Reproduce everything from the start of the entries down to the line containing "Bar bbox=[239, 342, 262, 391]", substituting "Forecast" for "Prediction" and keeping all else unchanged.

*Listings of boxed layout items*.
════════

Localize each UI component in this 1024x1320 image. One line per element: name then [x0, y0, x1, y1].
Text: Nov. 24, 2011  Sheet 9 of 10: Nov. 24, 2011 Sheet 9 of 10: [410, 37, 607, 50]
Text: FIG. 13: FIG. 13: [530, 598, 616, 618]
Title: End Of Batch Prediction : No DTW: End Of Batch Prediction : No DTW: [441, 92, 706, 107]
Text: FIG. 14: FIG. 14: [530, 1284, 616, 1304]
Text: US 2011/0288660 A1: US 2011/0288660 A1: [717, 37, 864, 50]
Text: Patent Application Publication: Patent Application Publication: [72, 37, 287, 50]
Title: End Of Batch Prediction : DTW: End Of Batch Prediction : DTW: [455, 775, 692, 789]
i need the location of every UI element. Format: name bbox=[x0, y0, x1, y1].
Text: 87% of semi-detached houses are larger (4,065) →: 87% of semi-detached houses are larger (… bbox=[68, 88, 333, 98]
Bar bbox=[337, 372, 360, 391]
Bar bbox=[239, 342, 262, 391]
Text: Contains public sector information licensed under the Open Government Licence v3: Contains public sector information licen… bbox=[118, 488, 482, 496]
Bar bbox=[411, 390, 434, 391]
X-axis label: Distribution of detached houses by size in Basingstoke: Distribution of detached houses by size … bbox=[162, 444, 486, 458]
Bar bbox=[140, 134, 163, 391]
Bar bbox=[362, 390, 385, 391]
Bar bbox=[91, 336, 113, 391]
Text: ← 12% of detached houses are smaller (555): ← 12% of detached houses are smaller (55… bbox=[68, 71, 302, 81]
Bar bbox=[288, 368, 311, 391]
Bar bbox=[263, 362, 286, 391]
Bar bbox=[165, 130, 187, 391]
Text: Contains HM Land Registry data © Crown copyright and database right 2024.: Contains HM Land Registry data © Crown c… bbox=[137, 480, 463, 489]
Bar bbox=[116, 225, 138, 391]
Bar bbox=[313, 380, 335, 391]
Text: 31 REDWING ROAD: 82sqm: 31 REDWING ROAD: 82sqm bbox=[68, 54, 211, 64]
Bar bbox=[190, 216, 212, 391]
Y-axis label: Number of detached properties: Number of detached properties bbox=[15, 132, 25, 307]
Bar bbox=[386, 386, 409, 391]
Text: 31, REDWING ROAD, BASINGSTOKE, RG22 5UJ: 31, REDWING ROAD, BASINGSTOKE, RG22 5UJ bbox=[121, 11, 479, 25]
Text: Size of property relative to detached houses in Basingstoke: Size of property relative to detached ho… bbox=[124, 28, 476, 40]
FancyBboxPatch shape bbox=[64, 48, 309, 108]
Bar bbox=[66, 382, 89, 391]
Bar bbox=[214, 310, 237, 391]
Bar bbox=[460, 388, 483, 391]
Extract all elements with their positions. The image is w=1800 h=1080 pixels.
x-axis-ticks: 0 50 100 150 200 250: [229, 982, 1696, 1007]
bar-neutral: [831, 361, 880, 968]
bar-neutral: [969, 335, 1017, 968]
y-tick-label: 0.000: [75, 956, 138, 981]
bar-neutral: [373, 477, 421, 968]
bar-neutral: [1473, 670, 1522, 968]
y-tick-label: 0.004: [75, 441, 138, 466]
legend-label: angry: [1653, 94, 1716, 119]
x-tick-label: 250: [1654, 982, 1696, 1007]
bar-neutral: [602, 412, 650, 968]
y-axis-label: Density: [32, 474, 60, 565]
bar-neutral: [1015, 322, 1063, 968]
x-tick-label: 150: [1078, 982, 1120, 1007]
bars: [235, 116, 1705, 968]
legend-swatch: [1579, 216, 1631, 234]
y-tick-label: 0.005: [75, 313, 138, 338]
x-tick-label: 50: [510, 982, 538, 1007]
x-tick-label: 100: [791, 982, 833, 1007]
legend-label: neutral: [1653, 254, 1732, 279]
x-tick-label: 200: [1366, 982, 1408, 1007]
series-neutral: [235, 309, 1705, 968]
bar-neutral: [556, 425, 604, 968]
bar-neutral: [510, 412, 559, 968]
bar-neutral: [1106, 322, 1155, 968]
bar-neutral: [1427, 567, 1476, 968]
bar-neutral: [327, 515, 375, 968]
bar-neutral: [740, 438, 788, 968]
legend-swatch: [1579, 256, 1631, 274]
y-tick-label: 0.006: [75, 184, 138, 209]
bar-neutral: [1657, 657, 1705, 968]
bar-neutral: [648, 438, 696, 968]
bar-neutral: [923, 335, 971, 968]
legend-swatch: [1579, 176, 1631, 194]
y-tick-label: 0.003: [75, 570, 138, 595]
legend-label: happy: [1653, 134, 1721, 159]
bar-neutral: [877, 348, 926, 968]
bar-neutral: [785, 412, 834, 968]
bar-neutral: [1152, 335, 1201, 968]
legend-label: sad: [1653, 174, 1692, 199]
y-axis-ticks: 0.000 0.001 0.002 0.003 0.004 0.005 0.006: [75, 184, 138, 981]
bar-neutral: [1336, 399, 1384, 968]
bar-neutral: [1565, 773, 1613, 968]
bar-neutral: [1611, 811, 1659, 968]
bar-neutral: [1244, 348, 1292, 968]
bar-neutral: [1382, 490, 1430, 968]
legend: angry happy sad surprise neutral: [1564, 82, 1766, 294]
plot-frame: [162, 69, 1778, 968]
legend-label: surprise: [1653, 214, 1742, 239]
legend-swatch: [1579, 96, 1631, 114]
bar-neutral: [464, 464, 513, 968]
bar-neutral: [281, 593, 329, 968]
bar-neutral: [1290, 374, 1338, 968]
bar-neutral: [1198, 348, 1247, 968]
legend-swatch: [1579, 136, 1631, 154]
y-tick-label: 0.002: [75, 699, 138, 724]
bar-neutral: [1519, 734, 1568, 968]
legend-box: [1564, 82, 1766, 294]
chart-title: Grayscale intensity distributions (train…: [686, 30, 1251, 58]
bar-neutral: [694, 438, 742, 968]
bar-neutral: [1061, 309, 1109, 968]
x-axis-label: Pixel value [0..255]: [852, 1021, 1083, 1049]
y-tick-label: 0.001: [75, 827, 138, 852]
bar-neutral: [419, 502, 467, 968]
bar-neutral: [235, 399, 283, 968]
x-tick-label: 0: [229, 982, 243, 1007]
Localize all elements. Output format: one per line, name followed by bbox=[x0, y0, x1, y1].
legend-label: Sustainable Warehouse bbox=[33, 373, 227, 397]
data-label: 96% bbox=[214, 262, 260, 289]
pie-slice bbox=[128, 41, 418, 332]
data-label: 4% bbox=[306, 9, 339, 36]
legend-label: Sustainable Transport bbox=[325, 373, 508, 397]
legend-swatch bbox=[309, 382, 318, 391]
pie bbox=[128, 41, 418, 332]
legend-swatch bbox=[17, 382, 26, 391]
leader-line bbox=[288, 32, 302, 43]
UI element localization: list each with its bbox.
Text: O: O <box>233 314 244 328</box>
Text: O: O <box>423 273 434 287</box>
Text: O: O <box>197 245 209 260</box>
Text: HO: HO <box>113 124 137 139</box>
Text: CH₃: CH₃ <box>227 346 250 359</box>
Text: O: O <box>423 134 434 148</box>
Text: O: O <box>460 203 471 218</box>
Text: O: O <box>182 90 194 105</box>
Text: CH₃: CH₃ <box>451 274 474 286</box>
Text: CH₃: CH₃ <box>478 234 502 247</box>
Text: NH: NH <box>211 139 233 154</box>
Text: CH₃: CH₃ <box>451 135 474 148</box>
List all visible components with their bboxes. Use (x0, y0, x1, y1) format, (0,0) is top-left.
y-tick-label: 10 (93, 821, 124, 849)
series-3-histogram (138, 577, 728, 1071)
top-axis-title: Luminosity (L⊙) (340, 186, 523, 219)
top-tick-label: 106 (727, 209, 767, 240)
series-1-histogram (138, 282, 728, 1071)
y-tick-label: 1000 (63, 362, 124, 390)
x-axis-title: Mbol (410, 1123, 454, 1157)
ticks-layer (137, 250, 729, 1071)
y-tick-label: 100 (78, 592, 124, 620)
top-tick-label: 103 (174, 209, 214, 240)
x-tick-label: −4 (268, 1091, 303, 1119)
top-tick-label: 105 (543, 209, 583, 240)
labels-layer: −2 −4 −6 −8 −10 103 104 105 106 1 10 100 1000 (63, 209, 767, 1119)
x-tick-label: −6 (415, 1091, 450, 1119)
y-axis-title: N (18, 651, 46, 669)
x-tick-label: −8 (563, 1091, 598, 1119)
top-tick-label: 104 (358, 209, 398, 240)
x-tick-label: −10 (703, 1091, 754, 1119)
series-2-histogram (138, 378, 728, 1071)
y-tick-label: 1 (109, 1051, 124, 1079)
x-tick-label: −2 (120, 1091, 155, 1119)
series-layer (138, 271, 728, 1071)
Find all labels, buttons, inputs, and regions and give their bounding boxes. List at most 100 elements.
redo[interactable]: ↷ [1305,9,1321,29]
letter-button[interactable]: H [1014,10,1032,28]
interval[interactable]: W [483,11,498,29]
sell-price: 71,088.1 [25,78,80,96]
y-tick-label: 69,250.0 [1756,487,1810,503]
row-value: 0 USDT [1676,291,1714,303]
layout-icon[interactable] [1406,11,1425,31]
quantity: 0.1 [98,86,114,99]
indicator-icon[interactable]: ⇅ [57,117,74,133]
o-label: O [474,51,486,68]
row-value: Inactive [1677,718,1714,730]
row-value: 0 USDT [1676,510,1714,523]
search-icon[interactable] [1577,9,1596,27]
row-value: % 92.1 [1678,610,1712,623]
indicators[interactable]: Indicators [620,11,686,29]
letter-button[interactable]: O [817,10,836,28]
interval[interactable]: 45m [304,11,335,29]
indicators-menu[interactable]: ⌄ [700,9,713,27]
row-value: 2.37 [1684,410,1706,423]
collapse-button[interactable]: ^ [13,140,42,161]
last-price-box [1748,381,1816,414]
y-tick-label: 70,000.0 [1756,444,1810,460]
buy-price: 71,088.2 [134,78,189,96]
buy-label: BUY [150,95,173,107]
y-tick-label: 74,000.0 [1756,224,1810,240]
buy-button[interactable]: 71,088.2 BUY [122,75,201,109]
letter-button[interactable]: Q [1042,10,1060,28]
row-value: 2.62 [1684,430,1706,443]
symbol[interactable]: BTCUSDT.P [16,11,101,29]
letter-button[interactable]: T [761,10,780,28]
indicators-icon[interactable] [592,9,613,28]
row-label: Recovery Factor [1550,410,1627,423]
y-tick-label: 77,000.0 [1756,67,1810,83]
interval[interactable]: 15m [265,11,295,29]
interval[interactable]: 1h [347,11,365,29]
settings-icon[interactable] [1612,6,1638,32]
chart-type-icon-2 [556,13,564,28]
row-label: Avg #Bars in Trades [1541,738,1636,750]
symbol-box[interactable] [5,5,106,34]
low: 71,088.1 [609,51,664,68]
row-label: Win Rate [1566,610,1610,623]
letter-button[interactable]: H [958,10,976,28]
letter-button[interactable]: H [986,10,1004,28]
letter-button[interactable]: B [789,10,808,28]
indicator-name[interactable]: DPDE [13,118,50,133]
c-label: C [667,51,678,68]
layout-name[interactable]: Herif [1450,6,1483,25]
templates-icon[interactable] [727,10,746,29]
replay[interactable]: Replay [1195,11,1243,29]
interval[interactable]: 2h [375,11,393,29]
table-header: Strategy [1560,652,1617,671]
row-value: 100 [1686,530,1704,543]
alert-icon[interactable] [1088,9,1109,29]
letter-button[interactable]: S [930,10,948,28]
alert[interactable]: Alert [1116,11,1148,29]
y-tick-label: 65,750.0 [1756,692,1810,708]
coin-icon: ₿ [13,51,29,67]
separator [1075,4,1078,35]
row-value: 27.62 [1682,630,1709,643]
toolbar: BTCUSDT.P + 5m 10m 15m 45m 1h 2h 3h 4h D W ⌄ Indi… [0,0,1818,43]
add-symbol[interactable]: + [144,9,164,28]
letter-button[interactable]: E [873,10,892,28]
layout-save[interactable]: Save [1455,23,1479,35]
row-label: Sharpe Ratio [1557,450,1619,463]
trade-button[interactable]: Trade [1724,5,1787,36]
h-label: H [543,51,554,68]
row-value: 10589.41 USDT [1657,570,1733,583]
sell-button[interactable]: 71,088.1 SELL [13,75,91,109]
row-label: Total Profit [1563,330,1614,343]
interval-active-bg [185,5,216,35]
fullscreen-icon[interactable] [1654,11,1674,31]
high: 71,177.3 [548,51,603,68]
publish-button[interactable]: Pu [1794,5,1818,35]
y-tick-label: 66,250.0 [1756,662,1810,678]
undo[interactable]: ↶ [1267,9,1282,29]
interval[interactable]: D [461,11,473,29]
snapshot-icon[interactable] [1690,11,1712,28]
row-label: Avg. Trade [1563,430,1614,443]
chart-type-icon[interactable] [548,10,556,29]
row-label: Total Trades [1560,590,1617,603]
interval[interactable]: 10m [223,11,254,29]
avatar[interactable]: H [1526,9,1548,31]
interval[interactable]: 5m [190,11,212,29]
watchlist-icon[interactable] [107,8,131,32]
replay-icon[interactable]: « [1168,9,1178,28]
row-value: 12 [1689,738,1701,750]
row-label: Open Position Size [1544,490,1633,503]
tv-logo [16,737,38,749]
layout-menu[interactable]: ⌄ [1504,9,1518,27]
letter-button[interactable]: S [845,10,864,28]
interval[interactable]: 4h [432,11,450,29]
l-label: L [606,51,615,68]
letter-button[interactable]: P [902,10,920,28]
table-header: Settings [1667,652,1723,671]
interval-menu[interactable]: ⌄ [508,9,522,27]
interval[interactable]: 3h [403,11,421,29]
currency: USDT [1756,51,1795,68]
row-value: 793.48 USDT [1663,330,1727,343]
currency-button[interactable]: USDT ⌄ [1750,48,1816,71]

════════

*Response to the exercise*.
Localize each UI component in this 1024x1320 image. One line per element: name then [x0, y0, x1, y1].
Text: Nov. 24, 2011  Sheet 9 of 10: Nov. 24, 2011 Sheet 9 of 10: [410, 37, 607, 50]
Text: FIG. 13: FIG. 13: [530, 598, 616, 618]
Title: End Of Batch Forecast : No DTW: End Of Batch Forecast : No DTW: [441, 92, 706, 107]
Text: FIG. 14: FIG. 14: [530, 1284, 616, 1304]
Text: US 2011/0288660 A1: US 2011/0288660 A1: [717, 37, 864, 50]
Text: Patent Application Publication: Patent Application Publication: [72, 37, 287, 50]
Title: End Of Batch Forecast : DTW: End Of Batch Forecast : DTW: [455, 775, 692, 789]
i need the location of every UI element. Format: name bbox=[x0, y0, x1, y1].
Text: 87% of semi-detached houses are larger (4,065) →: 87% of semi-detached houses are larger (… bbox=[68, 88, 333, 98]
Bar bbox=[337, 372, 360, 391]
Bar bbox=[239, 342, 262, 391]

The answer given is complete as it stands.